TASK >> Search the records for "this" and copy each line that holds it.

GIVEN RECORDS >>

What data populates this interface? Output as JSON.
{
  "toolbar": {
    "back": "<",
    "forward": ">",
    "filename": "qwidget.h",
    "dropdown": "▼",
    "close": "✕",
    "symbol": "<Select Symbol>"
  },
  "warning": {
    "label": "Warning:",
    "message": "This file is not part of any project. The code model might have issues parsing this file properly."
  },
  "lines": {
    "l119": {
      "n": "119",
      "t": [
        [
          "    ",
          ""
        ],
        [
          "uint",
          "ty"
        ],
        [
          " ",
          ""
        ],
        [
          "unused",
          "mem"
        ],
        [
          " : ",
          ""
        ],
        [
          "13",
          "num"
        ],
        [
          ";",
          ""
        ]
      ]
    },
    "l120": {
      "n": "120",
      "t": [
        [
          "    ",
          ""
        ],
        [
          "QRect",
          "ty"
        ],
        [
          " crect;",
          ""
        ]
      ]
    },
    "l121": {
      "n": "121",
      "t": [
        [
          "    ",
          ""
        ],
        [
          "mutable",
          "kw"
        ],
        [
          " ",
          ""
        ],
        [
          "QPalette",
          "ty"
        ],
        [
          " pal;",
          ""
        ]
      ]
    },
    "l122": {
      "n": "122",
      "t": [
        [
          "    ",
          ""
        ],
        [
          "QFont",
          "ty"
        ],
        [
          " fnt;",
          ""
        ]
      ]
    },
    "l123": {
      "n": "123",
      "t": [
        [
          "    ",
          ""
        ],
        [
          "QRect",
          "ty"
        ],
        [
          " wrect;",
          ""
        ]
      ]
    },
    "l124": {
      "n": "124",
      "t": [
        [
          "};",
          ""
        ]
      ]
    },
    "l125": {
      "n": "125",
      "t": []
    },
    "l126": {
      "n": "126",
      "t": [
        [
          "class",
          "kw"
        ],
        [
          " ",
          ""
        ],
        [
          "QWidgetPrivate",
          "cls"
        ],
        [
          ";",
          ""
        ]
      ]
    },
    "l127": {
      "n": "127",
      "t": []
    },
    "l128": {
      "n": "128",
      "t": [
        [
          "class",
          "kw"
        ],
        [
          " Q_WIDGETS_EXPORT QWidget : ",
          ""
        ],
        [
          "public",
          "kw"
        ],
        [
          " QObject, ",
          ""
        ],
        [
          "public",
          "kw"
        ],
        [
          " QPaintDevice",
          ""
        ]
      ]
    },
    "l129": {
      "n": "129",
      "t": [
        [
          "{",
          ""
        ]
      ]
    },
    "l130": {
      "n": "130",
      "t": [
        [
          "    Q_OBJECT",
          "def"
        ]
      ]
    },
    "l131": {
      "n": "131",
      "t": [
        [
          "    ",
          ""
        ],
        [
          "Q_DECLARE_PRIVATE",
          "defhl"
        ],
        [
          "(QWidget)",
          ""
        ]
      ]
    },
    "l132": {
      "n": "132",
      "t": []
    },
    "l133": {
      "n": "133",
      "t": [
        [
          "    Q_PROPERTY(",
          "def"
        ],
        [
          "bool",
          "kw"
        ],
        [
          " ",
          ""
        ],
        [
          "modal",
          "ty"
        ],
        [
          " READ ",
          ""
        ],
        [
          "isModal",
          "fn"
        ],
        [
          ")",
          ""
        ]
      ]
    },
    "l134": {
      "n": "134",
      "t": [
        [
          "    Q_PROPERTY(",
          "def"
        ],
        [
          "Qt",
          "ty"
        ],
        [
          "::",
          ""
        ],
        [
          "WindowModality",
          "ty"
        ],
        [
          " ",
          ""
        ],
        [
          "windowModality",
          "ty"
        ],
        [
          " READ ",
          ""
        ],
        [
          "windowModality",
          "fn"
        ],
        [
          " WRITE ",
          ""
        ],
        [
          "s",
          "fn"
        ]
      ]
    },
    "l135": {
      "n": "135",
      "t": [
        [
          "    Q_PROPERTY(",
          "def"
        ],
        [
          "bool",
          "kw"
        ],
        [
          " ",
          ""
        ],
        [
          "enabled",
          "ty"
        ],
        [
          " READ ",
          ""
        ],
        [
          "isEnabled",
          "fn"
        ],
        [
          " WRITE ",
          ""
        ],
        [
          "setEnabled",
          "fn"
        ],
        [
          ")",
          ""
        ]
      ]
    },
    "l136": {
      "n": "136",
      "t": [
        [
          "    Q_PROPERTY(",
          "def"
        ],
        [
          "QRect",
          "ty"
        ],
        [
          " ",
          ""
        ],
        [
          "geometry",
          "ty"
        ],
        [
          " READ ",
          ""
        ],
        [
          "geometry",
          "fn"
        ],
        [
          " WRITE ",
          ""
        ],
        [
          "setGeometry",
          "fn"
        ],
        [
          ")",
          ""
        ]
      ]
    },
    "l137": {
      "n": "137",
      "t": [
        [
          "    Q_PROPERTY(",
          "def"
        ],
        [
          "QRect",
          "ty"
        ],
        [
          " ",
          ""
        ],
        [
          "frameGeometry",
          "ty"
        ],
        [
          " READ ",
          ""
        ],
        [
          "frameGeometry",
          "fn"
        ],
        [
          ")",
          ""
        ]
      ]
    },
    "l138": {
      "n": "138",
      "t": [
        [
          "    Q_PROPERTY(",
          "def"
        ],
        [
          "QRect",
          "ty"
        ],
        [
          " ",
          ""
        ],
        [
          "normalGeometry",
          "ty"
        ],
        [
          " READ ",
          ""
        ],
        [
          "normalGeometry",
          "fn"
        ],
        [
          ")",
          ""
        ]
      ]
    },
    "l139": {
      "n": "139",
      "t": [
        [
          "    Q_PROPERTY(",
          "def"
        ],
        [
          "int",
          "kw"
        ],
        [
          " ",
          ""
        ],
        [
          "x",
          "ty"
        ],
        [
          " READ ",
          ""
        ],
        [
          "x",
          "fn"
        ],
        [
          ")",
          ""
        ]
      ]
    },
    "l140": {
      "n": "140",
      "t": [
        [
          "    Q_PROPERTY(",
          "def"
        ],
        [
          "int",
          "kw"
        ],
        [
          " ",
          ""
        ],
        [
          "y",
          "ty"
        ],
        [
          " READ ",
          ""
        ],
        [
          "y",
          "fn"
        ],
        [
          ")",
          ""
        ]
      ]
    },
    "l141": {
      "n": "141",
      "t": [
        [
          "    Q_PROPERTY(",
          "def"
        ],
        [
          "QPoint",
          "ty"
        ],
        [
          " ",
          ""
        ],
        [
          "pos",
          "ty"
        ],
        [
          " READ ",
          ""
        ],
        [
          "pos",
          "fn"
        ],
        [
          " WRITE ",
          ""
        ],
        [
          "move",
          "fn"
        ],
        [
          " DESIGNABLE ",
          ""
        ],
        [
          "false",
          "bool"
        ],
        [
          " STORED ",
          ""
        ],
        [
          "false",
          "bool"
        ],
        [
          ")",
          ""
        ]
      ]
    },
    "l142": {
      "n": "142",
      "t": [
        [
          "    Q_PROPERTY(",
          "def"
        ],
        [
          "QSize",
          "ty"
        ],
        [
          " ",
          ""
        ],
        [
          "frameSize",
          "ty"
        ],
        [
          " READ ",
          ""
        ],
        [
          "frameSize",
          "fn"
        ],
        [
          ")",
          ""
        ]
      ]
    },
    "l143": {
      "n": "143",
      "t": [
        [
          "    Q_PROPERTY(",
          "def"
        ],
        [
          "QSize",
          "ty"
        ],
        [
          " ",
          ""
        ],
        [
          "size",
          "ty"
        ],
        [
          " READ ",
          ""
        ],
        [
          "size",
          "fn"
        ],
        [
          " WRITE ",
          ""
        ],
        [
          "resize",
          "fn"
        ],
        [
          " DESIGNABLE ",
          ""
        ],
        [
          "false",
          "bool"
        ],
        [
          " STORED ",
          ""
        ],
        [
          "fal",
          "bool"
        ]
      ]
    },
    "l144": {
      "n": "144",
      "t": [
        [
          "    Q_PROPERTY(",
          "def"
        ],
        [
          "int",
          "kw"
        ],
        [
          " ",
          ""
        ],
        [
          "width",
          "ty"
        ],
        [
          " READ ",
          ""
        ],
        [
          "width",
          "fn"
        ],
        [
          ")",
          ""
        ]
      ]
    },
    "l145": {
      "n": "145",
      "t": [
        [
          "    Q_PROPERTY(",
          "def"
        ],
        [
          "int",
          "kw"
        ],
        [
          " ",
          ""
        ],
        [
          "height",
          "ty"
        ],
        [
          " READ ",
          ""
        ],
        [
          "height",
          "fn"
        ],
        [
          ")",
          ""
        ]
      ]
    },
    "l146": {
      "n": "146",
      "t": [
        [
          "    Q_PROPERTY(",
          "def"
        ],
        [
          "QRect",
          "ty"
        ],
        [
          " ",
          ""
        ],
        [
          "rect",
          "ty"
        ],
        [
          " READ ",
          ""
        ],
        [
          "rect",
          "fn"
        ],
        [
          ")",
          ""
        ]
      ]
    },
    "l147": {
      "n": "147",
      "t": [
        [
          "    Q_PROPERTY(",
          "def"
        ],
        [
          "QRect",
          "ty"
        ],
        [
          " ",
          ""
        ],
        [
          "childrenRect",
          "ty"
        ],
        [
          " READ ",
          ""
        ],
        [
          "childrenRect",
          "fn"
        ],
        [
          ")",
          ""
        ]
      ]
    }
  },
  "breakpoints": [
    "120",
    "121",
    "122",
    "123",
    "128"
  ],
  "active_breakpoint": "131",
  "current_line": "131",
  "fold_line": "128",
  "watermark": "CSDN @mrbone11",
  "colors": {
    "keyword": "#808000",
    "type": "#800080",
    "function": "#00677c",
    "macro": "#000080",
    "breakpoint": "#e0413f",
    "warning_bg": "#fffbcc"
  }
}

EXERCISE SOLUTION >>
What data populates this interface? Output as JSON.
    "message": "This file is not part of any project. The code model might have issues parsing this file properly."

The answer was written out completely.